--- start Given information ---

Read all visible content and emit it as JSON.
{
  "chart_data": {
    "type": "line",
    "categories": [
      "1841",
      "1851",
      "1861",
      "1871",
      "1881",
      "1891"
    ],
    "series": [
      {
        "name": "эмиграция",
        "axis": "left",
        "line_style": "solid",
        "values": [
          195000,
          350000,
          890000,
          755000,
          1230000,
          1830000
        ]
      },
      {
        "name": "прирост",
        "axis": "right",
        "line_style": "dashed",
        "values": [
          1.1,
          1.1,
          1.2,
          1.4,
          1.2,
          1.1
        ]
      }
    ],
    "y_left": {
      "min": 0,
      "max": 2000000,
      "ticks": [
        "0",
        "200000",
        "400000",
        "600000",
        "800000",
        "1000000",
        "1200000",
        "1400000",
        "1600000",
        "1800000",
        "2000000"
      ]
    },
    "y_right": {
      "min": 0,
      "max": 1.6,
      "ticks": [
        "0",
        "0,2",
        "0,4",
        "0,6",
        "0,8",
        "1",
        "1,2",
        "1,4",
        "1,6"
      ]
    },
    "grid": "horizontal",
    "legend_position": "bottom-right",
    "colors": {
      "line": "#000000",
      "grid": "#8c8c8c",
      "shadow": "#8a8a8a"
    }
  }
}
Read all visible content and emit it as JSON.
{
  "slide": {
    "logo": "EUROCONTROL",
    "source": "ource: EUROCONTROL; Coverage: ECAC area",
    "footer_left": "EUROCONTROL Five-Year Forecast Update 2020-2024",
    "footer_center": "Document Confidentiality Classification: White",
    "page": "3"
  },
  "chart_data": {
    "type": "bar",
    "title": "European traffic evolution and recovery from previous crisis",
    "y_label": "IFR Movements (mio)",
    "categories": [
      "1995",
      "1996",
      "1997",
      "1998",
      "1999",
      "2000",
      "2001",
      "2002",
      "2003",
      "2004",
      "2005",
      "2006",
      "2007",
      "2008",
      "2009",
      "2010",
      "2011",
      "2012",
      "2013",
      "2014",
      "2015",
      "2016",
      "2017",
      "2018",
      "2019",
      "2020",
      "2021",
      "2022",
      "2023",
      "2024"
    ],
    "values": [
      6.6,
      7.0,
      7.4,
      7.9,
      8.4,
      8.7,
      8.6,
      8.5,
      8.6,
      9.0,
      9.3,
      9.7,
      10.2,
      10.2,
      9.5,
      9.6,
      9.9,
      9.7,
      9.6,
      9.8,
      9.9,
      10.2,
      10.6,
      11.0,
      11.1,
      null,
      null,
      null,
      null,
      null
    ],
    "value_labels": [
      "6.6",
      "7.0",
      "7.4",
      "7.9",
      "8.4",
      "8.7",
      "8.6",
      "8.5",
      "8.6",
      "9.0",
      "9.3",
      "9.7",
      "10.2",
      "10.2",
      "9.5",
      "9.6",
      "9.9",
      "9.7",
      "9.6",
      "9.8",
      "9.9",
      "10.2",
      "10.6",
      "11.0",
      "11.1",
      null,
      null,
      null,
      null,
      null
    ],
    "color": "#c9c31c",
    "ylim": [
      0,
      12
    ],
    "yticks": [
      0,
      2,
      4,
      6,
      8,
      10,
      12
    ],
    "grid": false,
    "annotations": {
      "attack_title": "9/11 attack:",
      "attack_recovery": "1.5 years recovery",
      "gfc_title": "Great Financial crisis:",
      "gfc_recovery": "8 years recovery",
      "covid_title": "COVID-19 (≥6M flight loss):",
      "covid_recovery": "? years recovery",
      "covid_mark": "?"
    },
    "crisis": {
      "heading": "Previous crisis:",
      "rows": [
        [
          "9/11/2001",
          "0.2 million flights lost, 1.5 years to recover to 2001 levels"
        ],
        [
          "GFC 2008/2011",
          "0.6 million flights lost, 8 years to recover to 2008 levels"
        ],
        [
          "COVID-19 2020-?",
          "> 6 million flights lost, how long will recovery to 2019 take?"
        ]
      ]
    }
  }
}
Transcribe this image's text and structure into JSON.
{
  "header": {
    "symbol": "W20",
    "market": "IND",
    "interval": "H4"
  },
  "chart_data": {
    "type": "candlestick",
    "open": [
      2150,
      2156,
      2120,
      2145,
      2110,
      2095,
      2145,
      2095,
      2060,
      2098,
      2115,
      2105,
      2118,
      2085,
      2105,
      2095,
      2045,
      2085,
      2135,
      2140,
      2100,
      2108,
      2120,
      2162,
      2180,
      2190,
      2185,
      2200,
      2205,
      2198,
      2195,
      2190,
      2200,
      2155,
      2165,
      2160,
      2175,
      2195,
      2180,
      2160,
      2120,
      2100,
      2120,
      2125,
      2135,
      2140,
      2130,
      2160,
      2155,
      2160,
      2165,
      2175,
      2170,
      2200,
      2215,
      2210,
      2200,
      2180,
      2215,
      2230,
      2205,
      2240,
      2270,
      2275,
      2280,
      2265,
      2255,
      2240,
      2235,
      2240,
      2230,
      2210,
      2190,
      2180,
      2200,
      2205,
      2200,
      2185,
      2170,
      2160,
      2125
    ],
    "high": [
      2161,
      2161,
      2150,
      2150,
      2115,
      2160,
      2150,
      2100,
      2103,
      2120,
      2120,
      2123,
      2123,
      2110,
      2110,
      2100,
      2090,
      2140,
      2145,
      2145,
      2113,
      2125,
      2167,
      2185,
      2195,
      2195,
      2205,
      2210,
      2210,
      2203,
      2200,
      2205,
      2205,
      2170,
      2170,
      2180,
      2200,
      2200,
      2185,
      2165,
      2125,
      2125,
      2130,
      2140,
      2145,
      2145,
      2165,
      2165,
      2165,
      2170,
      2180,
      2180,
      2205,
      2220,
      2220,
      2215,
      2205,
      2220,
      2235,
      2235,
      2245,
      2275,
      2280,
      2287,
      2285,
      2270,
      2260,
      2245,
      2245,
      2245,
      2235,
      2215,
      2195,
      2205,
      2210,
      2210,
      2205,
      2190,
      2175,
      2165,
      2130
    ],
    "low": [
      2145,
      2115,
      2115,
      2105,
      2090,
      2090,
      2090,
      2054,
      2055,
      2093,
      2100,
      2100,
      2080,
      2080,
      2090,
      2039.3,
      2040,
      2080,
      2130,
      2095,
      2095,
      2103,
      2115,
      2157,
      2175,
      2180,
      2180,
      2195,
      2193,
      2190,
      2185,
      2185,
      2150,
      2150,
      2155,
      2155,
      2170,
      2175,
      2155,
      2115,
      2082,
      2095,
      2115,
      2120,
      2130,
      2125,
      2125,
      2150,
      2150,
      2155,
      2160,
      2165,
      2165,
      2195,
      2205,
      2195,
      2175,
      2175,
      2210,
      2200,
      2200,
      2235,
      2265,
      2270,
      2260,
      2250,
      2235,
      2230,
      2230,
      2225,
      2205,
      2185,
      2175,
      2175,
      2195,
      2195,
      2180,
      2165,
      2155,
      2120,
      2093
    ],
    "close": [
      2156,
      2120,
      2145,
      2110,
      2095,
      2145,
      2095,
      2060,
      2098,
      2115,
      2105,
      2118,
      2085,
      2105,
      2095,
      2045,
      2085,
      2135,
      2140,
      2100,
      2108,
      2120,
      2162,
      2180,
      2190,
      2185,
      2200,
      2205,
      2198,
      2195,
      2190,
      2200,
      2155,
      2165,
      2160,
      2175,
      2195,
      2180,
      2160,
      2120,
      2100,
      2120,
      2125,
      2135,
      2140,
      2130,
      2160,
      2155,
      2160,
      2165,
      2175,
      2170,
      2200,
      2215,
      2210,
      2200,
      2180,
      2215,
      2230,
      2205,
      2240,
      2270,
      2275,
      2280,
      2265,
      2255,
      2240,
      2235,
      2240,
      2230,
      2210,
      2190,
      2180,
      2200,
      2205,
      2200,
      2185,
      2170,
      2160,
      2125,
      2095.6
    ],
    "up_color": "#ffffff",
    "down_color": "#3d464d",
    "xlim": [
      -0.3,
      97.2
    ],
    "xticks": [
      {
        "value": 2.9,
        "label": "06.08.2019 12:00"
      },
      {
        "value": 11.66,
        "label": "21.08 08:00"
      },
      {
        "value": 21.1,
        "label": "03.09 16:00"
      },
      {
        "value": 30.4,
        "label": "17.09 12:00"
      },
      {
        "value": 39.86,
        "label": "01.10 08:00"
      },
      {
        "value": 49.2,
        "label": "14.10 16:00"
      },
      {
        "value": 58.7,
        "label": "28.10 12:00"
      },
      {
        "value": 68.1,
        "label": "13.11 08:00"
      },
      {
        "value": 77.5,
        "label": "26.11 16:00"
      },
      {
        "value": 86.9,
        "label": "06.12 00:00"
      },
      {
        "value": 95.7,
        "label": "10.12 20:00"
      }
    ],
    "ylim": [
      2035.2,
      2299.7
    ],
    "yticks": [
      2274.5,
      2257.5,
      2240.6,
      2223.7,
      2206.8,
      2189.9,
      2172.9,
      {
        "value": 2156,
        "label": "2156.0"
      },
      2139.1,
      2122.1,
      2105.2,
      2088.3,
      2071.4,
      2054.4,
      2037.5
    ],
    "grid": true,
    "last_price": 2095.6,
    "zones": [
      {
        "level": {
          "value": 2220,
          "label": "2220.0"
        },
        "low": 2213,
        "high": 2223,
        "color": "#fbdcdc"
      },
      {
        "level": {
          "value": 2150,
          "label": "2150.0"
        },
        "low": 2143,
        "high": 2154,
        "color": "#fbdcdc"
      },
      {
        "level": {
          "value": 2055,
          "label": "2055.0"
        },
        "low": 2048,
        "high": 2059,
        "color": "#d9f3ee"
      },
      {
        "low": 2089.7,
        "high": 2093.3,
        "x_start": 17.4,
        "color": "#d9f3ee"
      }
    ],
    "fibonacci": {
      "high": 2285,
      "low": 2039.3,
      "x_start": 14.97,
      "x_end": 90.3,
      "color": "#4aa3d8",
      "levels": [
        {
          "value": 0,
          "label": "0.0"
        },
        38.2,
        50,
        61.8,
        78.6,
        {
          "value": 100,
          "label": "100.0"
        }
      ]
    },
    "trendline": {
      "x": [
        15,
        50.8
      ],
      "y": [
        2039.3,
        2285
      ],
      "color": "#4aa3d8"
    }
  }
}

--- end Given information ---

Goal of the exercise: Collect each line of the entries that has the word "EUROCONTROL", copying it in full.

Response below:
    "logo": "EUROCONTROL",
    "source": "ource: EUROCONTROL; Coverage: ECAC area",
    "footer_left": "EUROCONTROL Five-Year Forecast Update 2020-2024",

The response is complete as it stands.